Figure collection entries:
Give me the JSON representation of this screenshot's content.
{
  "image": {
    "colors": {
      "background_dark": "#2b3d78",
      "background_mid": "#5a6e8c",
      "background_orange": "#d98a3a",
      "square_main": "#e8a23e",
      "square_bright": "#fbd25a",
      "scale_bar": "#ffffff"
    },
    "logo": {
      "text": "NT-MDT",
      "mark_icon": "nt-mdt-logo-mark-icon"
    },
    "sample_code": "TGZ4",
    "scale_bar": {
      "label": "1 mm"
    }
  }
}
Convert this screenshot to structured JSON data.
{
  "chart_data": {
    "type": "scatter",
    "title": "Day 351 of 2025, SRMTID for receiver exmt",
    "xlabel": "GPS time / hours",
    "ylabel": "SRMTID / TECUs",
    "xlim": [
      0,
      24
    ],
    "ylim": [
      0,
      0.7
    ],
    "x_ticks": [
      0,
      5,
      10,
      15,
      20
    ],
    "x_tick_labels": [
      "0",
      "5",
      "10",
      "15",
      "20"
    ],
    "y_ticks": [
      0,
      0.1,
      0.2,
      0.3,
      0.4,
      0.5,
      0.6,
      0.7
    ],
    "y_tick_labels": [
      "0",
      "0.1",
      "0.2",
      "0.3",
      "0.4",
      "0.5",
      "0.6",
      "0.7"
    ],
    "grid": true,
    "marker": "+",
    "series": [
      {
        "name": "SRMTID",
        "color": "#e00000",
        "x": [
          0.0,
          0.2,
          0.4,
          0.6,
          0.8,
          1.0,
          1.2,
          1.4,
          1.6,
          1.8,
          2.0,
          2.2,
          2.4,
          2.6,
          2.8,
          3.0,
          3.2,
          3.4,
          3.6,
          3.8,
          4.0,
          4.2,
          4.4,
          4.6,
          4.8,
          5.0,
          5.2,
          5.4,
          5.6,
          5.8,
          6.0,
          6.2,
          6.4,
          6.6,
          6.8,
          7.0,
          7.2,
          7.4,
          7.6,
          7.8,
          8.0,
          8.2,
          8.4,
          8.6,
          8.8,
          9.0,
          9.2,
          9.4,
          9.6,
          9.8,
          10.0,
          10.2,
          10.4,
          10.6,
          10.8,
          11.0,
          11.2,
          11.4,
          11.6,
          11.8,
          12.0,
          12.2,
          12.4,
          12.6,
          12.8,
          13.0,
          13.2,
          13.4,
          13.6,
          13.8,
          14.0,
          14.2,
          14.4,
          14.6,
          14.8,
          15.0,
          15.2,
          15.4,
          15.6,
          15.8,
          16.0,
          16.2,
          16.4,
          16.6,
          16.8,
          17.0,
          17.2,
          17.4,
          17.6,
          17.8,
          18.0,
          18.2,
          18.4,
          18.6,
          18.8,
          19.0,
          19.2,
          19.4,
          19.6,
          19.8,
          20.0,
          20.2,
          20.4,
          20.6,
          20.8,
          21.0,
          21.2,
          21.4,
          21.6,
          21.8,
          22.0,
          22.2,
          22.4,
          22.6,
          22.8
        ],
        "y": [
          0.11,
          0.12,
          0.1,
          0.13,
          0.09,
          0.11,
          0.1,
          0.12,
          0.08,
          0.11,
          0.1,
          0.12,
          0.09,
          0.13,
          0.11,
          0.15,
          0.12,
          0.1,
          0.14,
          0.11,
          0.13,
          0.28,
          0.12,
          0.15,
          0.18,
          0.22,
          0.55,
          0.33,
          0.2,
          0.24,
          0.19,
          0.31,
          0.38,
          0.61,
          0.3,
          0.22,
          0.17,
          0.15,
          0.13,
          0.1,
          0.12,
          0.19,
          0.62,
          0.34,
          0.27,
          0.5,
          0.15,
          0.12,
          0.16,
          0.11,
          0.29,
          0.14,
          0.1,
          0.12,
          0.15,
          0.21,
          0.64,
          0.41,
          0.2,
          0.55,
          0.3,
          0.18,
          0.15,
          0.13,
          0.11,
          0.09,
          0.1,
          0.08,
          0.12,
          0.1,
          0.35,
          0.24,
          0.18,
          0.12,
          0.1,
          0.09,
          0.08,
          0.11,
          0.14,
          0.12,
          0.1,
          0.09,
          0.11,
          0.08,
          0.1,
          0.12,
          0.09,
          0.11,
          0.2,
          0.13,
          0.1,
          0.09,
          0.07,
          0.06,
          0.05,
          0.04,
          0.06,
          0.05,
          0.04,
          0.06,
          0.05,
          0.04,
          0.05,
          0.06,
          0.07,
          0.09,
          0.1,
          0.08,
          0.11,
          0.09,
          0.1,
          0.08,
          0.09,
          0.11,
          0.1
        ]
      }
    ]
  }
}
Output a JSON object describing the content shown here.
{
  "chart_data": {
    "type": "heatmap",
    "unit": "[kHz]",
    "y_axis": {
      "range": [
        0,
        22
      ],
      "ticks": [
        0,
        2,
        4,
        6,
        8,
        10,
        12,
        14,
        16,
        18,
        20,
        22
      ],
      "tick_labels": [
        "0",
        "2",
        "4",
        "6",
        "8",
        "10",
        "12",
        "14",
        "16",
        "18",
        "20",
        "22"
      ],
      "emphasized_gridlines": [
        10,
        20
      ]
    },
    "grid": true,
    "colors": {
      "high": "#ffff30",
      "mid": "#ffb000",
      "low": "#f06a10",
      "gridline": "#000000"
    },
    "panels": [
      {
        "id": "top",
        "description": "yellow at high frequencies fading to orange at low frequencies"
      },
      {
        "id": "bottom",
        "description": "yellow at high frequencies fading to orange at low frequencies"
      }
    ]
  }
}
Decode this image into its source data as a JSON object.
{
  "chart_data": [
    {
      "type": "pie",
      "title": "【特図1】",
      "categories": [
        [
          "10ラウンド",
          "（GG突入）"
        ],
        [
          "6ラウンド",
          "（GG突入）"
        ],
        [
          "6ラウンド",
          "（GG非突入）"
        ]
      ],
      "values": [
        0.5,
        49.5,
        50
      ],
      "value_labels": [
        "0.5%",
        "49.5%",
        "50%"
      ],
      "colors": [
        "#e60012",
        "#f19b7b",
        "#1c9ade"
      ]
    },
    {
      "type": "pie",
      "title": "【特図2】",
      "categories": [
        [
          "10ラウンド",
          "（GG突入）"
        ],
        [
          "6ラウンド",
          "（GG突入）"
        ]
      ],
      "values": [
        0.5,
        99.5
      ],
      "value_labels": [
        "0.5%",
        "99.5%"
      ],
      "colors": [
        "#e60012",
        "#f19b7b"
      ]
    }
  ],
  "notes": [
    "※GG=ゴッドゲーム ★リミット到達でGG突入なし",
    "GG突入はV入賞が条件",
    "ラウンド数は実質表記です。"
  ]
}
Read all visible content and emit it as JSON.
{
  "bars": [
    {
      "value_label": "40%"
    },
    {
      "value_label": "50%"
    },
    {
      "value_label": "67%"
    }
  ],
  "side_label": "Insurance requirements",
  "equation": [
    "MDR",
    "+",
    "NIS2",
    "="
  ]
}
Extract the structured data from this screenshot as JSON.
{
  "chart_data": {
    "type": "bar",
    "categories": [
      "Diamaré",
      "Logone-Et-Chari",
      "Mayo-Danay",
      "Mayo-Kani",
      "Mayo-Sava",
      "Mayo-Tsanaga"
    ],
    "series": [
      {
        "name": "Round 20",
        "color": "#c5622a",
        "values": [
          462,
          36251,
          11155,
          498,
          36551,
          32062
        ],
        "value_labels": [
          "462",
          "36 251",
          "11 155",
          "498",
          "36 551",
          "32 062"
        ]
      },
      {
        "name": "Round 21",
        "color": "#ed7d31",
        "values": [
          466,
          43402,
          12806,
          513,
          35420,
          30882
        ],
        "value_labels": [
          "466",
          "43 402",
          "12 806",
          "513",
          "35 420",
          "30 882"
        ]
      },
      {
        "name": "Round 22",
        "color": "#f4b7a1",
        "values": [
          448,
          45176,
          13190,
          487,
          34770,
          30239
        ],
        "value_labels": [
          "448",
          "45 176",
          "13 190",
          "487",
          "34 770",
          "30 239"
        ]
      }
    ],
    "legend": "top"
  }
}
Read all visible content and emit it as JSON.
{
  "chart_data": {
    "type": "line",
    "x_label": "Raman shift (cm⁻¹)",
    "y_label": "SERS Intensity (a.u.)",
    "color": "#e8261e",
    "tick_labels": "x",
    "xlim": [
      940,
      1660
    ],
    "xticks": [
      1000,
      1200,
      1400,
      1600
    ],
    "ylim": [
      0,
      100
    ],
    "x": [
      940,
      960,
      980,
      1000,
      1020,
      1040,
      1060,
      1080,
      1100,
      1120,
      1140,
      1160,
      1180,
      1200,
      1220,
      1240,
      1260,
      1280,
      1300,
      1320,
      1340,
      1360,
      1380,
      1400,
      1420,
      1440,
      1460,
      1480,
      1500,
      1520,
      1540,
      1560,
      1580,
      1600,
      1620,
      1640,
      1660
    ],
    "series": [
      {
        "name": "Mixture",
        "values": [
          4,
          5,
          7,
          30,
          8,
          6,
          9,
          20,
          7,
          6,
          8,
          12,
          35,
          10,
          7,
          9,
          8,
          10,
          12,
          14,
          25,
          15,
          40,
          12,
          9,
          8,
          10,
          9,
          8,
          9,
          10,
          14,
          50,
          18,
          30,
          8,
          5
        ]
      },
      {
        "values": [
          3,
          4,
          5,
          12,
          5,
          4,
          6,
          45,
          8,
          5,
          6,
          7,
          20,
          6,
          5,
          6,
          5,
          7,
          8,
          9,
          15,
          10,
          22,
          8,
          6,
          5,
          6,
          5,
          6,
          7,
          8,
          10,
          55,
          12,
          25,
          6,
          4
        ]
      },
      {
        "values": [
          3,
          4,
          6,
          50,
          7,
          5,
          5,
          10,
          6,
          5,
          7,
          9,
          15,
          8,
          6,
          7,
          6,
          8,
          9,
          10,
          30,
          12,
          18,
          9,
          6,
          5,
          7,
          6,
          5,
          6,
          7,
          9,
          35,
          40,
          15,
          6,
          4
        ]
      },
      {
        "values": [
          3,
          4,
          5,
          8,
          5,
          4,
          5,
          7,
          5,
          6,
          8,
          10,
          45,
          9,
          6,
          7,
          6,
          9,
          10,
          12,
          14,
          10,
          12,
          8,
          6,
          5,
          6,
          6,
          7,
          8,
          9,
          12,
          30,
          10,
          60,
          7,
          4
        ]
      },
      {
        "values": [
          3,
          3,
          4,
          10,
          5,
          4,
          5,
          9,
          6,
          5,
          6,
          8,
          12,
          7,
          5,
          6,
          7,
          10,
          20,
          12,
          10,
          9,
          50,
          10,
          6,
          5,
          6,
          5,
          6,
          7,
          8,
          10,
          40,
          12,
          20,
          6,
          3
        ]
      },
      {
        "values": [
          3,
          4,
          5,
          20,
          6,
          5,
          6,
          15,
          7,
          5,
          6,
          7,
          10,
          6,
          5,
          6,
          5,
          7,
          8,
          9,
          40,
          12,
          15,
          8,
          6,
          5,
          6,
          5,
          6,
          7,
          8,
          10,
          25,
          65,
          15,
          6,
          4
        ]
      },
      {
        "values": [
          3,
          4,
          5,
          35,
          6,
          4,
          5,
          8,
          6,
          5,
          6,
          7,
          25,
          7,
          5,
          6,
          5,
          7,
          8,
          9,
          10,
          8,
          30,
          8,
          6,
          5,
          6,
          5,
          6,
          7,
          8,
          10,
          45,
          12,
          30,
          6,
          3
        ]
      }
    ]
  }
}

Goal: Note how many lines of the material contain the string "image". Then report that number by itself.

Task output: 2